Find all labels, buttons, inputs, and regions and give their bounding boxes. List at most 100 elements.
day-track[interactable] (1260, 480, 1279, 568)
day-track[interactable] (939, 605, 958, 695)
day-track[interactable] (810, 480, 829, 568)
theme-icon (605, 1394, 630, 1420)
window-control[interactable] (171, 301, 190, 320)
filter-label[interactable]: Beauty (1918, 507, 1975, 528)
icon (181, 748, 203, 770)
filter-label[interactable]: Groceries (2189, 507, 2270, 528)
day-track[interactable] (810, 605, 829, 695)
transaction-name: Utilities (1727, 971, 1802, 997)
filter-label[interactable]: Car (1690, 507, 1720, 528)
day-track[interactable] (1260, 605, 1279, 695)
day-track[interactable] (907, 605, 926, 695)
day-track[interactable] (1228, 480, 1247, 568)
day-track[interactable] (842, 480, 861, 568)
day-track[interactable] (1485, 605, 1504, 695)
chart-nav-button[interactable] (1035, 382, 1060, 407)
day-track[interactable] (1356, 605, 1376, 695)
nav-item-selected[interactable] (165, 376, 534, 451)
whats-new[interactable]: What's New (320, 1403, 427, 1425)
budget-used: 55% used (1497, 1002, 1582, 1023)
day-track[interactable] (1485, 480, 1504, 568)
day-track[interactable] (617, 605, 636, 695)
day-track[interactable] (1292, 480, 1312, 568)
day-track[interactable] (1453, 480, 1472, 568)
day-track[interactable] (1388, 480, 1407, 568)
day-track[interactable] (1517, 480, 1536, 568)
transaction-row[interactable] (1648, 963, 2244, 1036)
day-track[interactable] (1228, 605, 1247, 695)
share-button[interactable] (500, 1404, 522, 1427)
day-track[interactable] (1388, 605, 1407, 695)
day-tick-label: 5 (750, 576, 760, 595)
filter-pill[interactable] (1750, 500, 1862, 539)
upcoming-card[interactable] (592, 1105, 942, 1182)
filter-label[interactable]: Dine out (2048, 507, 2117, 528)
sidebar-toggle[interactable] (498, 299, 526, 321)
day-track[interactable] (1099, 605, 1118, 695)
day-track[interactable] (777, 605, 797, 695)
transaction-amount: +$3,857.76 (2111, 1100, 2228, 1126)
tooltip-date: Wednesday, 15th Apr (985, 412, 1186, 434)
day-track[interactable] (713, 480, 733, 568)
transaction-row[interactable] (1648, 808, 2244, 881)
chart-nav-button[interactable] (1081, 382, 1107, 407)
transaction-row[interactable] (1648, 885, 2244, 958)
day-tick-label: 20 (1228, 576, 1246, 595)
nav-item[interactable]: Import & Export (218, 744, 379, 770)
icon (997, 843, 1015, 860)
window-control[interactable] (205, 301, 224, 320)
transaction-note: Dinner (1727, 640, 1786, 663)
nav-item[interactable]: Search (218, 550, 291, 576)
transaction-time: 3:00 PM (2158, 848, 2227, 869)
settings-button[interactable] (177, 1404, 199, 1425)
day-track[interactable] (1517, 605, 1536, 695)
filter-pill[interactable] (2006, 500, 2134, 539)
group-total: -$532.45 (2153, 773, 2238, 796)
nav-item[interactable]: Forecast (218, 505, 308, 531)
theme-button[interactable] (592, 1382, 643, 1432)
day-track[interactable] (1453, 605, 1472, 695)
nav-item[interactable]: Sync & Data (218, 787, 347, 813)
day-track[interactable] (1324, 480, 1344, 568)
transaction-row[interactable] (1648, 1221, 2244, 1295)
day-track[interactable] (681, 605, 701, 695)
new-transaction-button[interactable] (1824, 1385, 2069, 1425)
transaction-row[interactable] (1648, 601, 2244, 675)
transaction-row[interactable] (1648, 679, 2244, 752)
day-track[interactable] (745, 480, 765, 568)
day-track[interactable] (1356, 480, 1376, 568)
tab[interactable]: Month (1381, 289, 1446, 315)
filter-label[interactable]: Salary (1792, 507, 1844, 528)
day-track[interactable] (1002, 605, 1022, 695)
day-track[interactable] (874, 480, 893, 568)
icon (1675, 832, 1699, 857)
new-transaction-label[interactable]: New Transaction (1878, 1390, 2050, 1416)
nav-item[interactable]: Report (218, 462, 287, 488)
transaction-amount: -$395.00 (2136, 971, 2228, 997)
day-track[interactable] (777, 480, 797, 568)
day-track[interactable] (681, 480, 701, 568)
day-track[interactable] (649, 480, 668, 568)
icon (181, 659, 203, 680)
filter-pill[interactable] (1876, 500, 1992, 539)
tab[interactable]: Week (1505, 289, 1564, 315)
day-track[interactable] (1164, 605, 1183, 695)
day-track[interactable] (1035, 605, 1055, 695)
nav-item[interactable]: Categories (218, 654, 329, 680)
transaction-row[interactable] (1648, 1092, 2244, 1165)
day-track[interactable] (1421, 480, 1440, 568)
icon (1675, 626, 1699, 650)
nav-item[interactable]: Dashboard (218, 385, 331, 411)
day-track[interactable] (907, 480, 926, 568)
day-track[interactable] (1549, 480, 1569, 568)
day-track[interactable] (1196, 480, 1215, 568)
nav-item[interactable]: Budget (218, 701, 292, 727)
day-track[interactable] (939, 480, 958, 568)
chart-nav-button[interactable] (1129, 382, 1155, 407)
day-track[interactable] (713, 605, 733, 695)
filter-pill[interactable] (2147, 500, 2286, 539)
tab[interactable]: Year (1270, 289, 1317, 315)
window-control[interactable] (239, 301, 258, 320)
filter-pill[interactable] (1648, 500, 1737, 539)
.....
### Stated goal:
How many lines of the records above contain the word "amount"? Reply with the number alone.

### Solution to the exercise:
2